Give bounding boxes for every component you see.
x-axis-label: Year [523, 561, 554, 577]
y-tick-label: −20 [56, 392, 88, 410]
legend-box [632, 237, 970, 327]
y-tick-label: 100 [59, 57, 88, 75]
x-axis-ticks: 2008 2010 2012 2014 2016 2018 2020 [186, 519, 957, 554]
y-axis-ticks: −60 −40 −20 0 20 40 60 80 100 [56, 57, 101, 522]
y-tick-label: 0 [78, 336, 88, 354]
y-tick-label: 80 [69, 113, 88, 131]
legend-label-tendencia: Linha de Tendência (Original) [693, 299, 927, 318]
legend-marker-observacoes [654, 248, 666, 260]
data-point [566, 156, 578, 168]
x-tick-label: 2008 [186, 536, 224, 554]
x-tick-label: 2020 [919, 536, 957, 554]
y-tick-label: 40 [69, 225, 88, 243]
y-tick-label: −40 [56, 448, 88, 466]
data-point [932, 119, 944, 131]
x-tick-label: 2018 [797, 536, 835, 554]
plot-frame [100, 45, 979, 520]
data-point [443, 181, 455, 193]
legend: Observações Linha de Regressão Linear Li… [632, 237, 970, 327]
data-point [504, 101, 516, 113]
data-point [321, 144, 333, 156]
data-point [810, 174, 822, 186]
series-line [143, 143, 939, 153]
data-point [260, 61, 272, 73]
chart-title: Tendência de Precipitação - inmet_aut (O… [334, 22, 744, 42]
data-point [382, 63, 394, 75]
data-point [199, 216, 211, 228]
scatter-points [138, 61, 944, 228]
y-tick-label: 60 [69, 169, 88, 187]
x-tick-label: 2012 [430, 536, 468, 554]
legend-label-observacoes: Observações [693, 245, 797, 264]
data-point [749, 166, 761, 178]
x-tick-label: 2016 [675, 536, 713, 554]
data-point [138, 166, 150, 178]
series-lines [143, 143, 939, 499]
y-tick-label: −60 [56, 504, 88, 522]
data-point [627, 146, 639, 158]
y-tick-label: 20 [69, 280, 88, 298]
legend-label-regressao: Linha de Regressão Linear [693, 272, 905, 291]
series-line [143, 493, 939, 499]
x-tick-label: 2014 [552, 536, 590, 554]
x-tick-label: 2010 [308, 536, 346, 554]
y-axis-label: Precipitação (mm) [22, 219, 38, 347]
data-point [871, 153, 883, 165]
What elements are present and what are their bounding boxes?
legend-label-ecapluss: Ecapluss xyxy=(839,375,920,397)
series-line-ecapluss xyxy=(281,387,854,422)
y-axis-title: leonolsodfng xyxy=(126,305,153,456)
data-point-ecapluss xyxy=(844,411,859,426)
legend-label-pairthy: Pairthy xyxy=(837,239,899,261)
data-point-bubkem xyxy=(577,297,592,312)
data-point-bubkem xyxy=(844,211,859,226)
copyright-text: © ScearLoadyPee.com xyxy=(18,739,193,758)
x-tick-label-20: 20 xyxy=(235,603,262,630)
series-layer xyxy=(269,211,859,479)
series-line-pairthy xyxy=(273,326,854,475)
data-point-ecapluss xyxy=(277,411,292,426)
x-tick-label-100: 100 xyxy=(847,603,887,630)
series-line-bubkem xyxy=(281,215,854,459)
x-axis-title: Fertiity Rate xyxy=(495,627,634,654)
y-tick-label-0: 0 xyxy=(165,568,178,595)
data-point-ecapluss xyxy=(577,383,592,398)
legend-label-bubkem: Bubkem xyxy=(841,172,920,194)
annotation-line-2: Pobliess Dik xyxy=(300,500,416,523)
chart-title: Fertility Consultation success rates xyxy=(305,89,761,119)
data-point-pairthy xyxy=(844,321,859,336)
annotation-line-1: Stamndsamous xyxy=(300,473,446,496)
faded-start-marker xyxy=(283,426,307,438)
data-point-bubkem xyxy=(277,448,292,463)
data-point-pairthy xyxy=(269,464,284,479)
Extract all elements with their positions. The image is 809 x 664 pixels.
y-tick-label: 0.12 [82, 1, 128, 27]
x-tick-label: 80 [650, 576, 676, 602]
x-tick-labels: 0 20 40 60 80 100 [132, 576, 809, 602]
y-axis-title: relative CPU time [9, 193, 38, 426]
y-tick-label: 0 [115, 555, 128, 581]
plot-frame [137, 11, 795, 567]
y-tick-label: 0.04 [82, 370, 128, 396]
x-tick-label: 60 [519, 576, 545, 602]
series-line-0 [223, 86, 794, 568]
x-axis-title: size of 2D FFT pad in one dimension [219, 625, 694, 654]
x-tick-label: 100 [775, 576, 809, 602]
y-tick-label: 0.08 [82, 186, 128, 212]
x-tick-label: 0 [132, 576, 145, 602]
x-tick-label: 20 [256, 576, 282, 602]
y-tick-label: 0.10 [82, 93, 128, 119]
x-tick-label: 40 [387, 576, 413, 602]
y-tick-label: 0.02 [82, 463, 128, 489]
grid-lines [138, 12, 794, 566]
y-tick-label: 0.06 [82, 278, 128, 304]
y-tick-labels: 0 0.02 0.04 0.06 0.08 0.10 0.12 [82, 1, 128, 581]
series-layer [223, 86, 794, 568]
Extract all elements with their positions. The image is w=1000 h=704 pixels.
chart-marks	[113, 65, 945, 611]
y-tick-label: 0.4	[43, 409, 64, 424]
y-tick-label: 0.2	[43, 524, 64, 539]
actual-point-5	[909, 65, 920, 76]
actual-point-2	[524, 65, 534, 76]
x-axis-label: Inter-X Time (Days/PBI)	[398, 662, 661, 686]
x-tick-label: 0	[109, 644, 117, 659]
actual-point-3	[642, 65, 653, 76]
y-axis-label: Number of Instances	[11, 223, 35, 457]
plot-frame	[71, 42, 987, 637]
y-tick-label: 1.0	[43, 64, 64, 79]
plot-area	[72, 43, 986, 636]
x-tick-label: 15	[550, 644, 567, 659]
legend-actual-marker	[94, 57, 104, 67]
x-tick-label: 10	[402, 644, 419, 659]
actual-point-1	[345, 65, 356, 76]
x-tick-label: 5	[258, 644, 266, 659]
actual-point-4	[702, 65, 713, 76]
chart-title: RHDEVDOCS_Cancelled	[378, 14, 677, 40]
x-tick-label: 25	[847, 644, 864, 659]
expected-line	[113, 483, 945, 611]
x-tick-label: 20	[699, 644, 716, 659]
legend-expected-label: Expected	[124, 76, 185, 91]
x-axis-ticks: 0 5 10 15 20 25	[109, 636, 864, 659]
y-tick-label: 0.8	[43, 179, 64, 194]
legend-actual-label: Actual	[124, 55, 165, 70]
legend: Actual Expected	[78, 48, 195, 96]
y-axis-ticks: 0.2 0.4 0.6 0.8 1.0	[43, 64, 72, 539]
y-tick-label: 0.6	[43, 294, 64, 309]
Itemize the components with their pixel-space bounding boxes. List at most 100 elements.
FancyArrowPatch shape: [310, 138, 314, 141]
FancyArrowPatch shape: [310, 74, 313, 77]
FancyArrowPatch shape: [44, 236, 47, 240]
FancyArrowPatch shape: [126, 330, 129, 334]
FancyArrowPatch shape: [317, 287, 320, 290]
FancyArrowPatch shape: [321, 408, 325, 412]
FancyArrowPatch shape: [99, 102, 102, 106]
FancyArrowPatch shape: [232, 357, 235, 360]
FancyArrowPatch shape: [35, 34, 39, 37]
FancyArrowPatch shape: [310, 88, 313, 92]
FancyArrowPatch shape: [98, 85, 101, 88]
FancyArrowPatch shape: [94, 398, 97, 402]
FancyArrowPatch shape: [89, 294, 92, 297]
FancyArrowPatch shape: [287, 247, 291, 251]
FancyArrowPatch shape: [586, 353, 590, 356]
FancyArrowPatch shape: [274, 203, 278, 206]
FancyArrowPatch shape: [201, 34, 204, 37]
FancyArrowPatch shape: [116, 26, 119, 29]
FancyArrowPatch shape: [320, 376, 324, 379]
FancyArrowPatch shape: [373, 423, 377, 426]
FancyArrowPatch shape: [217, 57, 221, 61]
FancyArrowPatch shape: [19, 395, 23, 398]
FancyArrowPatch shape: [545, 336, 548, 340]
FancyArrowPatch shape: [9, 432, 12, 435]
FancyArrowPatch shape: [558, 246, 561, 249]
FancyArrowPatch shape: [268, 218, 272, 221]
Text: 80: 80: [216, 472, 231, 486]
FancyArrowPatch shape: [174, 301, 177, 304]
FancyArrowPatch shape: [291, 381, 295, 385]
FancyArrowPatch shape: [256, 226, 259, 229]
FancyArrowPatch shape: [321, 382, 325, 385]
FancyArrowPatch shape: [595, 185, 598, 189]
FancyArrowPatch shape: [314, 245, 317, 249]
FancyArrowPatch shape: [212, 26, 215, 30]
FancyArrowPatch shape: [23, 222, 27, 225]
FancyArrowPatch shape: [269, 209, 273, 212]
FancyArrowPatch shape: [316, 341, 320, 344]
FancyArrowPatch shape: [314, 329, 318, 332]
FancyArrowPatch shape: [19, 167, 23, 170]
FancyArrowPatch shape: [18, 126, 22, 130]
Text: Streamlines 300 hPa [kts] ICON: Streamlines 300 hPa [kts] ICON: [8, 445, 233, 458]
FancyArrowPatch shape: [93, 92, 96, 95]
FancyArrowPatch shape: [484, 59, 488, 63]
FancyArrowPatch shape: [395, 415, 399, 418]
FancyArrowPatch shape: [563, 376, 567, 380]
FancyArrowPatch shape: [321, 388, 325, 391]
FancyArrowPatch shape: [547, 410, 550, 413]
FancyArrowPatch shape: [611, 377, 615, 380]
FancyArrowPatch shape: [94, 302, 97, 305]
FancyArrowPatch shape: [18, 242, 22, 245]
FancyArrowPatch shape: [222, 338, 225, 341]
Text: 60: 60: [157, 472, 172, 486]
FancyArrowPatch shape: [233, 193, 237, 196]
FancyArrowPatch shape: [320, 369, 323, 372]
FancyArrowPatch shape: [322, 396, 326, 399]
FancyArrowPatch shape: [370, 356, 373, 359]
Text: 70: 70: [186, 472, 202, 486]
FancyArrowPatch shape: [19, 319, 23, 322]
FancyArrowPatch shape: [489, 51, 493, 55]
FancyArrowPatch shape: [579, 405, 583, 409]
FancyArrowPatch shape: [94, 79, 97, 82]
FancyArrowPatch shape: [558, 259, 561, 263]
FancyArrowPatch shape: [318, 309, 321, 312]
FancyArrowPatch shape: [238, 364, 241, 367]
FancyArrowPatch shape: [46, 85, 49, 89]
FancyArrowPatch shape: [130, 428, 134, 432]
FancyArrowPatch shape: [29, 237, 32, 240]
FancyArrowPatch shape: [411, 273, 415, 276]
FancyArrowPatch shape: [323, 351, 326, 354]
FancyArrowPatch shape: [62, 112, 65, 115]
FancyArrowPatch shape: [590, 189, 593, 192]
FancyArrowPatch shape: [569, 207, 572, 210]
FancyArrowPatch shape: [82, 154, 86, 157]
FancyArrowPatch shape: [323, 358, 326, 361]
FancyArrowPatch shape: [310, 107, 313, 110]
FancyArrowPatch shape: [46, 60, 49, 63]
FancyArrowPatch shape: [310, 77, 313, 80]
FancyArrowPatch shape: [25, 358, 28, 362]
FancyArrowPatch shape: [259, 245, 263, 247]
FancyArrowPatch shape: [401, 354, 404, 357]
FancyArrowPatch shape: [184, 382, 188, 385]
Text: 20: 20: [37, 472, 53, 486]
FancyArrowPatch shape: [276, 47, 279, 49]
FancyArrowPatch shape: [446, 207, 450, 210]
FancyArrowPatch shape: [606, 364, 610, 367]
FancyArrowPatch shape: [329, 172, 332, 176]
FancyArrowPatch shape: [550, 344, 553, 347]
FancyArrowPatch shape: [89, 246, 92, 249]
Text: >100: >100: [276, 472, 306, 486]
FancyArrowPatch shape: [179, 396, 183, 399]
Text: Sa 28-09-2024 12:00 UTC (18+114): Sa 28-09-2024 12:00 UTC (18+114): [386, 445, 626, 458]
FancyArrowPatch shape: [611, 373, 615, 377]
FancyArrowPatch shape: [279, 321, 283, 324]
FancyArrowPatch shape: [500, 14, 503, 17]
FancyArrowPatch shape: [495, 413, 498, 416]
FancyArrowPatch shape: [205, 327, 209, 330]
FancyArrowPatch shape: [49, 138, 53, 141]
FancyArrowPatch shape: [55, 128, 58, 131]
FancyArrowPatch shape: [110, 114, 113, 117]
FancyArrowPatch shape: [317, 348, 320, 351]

- **Your instructions**
Turn the lines above into a numbered list, starting with the first line and going on through the line containing "y-tick-label: 100 [59, 57, 88, 75]", with both of those included and any blank lines left out.

- **Exercise response**
1. Give bounding boxes for every component you see.
2. x-axis-label: Year [523, 561, 554, 577]
3. y-tick-label: −20 [56, 392, 88, 410]
4. legend-box [632, 237, 970, 327]
5. y-tick-label: 100 [59, 57, 88, 75]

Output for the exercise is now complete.